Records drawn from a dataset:

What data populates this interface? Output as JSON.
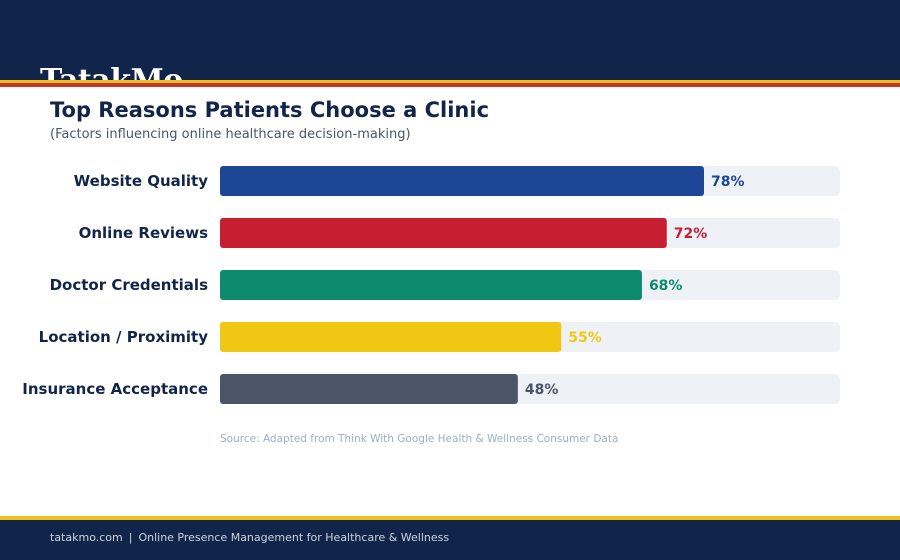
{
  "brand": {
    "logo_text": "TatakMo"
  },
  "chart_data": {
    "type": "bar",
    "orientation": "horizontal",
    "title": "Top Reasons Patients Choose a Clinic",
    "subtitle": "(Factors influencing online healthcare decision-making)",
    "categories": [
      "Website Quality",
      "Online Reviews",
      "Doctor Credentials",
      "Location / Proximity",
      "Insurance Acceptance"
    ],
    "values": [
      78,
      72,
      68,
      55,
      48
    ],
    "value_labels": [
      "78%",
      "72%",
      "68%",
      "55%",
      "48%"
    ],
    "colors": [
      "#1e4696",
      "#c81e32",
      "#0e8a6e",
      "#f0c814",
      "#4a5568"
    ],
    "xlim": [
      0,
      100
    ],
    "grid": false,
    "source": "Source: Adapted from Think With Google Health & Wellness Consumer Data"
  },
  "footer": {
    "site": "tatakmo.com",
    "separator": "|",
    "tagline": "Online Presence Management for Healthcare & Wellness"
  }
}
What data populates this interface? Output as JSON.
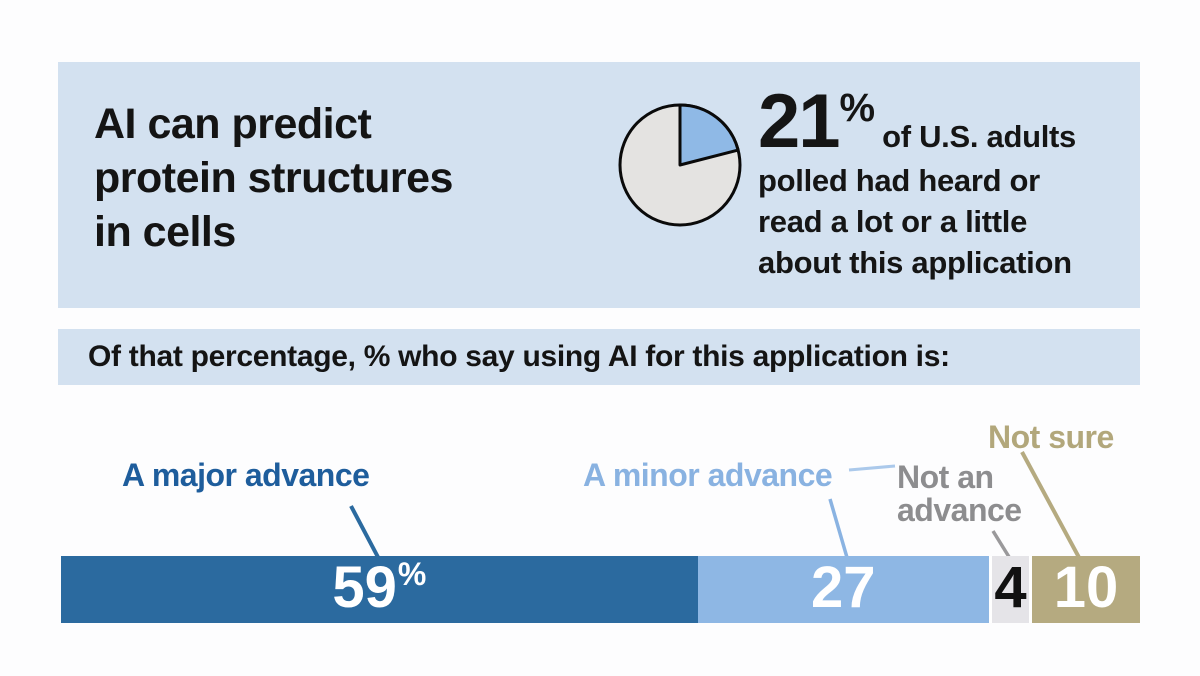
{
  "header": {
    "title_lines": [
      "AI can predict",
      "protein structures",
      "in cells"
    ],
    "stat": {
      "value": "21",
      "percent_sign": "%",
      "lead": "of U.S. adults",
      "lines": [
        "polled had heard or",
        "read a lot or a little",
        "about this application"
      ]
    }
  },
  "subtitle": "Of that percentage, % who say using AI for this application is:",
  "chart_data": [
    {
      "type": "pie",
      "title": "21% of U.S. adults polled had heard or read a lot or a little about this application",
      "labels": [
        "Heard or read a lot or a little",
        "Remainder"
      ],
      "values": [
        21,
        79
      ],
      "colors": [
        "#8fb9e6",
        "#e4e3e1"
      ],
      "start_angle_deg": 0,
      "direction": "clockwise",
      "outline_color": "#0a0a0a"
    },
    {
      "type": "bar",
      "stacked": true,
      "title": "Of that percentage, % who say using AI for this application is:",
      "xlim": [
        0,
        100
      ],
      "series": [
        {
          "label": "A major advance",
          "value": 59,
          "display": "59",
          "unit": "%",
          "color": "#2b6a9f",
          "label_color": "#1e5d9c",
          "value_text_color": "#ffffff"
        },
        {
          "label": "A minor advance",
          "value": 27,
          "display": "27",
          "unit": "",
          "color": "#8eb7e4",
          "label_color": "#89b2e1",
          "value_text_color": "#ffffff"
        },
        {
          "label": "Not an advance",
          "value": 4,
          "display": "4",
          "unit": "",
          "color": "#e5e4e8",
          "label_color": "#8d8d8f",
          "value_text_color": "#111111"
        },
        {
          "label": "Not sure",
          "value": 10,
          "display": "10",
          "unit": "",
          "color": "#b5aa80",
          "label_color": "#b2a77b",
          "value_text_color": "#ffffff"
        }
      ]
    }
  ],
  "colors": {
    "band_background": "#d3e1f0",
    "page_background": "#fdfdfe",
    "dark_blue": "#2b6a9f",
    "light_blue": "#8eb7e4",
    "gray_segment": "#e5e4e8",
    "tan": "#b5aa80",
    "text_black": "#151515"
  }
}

==

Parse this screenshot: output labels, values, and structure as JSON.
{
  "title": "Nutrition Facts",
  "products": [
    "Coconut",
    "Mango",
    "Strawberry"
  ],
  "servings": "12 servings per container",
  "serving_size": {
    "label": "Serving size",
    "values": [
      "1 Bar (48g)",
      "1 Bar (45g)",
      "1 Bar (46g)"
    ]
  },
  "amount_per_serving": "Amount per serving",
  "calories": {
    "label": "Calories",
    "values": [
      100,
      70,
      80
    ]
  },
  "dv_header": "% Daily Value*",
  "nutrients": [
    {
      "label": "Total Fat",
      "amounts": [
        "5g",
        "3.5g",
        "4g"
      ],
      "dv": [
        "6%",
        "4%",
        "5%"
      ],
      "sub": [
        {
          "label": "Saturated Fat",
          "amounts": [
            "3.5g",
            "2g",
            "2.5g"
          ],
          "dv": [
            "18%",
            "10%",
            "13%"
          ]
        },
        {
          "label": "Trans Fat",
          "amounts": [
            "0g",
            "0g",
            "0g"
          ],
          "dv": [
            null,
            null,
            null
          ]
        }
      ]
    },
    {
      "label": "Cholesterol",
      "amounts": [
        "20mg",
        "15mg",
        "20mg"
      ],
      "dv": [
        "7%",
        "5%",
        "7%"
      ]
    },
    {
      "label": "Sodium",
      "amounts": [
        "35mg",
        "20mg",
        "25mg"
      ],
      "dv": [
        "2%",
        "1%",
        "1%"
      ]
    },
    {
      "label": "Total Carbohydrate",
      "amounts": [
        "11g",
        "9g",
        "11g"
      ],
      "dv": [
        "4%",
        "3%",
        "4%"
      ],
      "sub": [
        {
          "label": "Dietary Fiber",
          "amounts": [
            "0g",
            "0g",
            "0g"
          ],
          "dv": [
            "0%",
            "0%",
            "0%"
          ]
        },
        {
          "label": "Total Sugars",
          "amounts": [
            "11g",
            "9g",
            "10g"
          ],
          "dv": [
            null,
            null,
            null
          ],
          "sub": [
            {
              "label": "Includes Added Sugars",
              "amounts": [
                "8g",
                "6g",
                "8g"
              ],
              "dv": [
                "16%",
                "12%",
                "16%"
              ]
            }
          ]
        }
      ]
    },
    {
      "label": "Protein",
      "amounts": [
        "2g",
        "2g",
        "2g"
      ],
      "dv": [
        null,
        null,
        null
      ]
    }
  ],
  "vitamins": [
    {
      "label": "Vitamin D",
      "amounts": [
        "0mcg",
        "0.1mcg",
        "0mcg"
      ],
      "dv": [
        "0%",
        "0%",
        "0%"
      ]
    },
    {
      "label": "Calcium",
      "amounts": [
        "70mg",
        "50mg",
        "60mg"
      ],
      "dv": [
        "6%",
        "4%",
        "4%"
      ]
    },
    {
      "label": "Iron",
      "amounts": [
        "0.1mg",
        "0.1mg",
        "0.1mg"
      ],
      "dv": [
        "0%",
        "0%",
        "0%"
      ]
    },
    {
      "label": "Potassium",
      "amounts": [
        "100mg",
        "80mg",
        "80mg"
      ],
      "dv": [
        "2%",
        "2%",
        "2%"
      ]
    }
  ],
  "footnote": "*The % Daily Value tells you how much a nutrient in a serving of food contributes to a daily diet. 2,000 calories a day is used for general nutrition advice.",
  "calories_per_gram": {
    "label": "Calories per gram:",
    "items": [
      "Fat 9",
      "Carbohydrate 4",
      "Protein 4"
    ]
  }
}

# Task objective:
Copy out every line in the entries above that holds "application".

# Answer to this task:
        "about this application"
  "subtitle": "Of that percentage, % who say using AI for this application is:",
      "title": "21% of U.S. adults polled had heard or read a lot or a little about this application",
      "title": "Of that percentage, % who say using AI for this application is:",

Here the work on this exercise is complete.